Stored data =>

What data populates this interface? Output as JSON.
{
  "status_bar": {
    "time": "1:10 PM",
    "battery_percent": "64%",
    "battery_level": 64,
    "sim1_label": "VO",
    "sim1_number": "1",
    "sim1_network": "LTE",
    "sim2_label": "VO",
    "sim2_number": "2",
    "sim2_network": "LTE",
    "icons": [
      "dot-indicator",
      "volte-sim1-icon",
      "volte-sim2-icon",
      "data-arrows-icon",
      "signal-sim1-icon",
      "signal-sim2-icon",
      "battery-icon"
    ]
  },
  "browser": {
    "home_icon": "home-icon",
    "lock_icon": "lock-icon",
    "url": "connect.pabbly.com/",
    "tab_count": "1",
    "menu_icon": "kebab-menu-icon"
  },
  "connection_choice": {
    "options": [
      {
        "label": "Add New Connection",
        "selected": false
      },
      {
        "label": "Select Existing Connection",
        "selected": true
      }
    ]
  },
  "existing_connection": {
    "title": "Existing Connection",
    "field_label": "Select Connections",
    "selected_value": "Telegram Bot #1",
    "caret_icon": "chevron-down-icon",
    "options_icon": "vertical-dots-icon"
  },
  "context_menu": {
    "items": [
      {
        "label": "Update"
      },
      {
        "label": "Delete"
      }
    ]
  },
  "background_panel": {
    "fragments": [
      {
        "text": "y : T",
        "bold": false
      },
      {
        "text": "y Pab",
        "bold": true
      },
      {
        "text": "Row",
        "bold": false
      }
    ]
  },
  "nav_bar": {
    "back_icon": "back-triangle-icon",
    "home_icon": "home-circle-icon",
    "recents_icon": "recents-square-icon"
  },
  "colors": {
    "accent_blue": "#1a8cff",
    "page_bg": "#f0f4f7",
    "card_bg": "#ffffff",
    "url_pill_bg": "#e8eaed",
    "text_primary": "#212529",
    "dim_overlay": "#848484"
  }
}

Written instruction => All of the lines above need to be given again exactly.

Worked solution =>
What data populates this interface? Output as JSON.
{
  "status_bar": {
    "time": "1:10 PM",
    "battery_percent": "64%",
    "battery_level": 64,
    "sim1_label": "VO",
    "sim1_number": "1",
    "sim1_network": "LTE",
    "sim2_label": "VO",
    "sim2_number": "2",
    "sim2_network": "LTE",
    "icons": [
      "dot-indicator",
      "volte-sim1-icon",
      "volte-sim2-icon",
      "data-arrows-icon",
      "signal-sim1-icon",
      "signal-sim2-icon",
      "battery-icon"
    ]
  },
  "browser": {
    "home_icon": "home-icon",
    "lock_icon": "lock-icon",
    "url": "connect.pabbly.com/",
    "tab_count": "1",
    "menu_icon": "kebab-menu-icon"
  },
  "connection_choice": {
    "options": [
      {
        "label": "Add New Connection",
        "selected": false
      },
      {
        "label": "Select Existing Connection",
        "selected": true
      }
    ]
  },
  "existing_connection": {
    "title": "Existing Connection",
    "field_label": "Select Connections",
    "selected_value": "Telegram Bot #1",
    "caret_icon": "chevron-down-icon",
    "options_icon": "vertical-dots-icon"
  },
  "context_menu": {
    "items": [
      {
        "label": "Update"
      },
      {
        "label": "Delete"
      }
    ]
  },
  "background_panel": {
    "fragments": [
      {
        "text": "y : T",
        "bold": false
      },
      {
        "text": "y Pab",
        "bold": true
      },
      {
        "text": "Row",
        "bold": false
      }
    ]
  },
  "nav_bar": {
    "back_icon": "back-triangle-icon",
    "home_icon": "home-circle-icon",
    "recents_icon": "recents-square-icon"
  },
  "colors": {
    "accent_blue": "#1a8cff",
    "page_bg": "#f0f4f7",
    "card_bg": "#ffffff",
    "url_pill_bg": "#e8eaed",
    "text_primary": "#212529",
    "dim_overlay": "#848484"
  }
}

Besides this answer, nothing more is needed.